Written problem
Wherever the string "Entertainment" appears in the listing, copy that line.

Records supplied
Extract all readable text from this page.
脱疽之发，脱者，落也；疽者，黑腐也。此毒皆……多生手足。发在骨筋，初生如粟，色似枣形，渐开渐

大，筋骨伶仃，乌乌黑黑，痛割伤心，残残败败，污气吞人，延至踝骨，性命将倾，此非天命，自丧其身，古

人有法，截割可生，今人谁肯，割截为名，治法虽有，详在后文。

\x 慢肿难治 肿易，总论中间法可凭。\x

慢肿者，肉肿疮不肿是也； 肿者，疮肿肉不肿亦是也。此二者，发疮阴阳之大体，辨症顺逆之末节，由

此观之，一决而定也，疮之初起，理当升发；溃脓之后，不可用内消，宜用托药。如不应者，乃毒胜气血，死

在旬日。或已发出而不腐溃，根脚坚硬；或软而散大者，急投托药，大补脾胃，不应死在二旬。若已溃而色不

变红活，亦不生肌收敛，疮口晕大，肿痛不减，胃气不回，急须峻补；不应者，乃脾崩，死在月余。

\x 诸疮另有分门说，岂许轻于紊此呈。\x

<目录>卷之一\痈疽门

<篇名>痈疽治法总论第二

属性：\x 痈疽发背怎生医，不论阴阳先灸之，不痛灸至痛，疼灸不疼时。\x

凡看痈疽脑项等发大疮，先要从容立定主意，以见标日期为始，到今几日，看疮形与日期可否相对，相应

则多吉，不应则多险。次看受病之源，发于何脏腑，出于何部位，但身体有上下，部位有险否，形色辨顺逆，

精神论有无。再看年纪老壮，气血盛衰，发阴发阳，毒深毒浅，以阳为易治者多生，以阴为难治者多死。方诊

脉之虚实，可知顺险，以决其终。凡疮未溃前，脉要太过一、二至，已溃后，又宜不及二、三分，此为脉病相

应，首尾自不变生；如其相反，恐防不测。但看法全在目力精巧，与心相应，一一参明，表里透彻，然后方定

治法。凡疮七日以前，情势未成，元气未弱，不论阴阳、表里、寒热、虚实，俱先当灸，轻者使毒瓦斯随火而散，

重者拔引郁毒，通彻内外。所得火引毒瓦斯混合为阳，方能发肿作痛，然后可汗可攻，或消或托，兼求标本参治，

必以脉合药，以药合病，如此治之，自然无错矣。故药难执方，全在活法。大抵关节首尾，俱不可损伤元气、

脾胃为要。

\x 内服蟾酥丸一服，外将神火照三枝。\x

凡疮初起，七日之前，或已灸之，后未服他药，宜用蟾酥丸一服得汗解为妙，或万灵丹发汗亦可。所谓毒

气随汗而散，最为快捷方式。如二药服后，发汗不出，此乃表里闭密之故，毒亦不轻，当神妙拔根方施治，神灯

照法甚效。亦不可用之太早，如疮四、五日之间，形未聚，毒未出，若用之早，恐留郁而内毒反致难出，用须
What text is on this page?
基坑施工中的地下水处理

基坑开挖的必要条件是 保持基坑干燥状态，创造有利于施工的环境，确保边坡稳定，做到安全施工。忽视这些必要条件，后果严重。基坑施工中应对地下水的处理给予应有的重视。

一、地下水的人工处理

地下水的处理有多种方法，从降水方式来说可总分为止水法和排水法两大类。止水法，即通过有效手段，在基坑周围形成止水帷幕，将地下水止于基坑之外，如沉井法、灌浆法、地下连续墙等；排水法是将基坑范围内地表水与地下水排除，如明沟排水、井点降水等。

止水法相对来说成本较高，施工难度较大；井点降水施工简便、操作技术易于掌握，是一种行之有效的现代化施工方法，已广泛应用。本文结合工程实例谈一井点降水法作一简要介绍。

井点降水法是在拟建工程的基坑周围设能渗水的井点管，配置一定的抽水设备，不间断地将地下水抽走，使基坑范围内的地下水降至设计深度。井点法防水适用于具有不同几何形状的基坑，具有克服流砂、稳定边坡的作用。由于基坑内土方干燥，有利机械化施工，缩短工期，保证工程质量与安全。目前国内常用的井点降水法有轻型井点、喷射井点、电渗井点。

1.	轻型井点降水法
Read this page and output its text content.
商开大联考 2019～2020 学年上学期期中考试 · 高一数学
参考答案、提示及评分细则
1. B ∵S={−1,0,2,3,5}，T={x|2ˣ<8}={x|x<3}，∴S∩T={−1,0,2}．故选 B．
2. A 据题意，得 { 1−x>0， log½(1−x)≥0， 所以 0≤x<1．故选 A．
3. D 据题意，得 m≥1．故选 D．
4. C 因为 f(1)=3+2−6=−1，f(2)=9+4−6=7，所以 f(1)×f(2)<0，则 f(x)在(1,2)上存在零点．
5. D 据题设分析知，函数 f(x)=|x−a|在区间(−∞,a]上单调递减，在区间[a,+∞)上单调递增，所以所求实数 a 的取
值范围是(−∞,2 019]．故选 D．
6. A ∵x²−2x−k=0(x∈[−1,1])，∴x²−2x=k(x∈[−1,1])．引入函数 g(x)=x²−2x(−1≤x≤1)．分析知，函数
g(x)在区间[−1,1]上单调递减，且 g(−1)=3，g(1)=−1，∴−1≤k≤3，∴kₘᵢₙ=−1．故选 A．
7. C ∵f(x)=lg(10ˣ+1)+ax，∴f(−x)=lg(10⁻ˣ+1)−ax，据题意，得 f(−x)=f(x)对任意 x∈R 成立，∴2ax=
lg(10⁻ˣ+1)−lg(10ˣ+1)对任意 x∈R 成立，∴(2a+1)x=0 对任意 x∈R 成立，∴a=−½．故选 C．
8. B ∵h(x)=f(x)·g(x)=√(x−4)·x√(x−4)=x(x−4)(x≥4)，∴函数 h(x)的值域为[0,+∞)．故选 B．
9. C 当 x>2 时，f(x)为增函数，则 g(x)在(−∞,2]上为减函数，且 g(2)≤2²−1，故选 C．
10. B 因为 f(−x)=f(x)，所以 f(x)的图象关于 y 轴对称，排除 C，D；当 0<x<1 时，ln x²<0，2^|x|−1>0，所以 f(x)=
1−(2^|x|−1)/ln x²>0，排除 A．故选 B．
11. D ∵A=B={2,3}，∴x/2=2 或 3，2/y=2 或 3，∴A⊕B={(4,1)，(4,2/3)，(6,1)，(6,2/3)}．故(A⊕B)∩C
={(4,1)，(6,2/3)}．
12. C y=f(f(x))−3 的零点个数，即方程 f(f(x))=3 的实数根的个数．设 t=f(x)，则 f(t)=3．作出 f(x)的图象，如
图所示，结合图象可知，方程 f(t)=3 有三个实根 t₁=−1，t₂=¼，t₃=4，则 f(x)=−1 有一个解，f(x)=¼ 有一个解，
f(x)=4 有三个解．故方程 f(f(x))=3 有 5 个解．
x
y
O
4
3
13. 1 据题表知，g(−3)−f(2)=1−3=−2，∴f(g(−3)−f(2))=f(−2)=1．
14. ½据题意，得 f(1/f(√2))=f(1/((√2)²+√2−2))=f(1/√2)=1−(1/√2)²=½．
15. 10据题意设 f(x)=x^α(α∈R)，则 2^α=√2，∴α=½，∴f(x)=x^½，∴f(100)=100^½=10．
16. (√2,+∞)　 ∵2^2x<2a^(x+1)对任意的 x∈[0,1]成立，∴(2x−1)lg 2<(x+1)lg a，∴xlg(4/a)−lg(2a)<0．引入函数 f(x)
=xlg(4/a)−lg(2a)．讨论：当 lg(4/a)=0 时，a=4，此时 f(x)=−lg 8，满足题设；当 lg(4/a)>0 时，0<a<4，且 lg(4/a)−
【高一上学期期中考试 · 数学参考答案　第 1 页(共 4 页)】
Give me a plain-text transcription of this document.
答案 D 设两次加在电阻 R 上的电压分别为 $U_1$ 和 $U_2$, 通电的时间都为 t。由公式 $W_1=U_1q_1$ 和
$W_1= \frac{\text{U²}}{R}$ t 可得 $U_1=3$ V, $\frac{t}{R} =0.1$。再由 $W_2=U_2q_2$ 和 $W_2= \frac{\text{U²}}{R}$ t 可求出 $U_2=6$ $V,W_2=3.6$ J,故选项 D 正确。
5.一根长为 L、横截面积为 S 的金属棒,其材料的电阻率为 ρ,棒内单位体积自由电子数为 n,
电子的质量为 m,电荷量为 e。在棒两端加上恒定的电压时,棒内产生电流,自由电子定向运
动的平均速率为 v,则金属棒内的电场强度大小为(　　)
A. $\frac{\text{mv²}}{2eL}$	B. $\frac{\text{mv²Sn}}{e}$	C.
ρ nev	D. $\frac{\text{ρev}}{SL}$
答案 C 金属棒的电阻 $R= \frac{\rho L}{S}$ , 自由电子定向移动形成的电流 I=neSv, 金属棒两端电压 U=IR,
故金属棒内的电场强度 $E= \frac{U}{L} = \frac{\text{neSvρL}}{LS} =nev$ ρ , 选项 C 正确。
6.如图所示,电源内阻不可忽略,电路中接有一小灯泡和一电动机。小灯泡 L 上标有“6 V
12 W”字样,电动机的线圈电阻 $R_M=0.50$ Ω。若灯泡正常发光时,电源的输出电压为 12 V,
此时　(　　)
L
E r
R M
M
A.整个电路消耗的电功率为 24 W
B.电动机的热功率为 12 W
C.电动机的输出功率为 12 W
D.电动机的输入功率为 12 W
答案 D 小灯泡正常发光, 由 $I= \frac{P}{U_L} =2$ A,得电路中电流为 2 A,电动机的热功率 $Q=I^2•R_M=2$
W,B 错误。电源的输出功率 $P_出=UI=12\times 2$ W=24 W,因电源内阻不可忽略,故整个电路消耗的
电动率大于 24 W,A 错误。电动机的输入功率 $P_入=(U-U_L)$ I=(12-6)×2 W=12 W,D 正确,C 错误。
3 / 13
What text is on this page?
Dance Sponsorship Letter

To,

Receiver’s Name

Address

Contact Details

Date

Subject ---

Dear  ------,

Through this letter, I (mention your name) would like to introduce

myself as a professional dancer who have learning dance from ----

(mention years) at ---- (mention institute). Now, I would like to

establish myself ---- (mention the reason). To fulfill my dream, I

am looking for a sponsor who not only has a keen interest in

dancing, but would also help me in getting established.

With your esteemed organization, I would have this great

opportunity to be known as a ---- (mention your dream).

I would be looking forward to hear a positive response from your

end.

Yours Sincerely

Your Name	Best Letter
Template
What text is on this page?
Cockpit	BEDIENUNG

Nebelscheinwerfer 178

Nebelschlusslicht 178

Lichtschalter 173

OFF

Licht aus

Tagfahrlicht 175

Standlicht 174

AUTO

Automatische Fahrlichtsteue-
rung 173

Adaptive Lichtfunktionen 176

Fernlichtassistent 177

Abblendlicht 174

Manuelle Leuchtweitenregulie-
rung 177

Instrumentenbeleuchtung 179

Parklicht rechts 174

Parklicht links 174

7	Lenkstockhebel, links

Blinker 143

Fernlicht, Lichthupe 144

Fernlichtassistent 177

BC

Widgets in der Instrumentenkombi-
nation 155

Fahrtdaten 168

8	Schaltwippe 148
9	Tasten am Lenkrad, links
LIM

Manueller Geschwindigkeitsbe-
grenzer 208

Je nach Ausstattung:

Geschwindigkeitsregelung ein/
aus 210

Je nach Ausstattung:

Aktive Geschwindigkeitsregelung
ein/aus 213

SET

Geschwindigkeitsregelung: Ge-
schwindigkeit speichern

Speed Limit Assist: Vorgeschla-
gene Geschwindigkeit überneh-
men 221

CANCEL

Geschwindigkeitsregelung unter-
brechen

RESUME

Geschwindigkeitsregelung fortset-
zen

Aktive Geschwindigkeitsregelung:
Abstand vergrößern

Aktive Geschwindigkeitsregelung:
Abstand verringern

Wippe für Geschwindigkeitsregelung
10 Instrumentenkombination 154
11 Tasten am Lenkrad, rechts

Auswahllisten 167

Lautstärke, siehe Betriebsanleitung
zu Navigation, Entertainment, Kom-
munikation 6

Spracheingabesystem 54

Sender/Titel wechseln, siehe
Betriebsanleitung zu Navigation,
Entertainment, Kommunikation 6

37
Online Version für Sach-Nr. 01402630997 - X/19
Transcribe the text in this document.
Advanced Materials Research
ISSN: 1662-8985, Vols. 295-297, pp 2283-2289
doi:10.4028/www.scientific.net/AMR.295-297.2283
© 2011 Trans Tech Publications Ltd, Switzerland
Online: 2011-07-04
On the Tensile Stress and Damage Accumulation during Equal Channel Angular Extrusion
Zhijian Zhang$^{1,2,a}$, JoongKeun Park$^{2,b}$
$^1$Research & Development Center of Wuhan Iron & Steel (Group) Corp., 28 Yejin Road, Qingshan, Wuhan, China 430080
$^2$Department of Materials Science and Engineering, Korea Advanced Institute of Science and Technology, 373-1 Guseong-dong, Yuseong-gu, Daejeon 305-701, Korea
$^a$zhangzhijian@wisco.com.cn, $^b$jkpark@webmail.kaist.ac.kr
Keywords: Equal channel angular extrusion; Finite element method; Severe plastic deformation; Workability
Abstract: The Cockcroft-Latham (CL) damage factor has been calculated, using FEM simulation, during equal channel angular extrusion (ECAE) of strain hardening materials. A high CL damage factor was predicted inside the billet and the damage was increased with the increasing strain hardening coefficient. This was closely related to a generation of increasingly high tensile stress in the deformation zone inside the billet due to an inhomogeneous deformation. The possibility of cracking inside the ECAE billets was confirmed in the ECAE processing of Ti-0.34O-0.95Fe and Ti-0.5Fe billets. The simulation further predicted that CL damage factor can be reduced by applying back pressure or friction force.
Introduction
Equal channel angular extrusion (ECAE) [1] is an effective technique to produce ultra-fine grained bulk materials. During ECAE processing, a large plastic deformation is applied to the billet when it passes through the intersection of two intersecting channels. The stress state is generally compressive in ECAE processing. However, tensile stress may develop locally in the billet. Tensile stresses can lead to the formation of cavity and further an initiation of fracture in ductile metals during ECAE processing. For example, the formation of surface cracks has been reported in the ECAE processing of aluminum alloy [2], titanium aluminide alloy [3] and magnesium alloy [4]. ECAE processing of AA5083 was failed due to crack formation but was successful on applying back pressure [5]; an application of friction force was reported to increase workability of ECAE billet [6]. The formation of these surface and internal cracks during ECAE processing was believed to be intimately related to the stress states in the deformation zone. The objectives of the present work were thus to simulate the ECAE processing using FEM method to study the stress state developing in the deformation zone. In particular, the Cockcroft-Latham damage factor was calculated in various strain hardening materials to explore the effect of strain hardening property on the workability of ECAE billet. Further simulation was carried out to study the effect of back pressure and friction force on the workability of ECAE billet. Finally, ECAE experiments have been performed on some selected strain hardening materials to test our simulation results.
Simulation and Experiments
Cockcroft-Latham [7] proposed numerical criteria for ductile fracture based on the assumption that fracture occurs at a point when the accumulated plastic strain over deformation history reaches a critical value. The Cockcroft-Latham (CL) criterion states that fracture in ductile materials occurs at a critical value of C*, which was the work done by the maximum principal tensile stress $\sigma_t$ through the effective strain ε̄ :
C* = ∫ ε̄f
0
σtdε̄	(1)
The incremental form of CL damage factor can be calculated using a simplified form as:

Solution to this exercise
zu Navigation, Entertainment, Kom-
Entertainment, Kommunikation 6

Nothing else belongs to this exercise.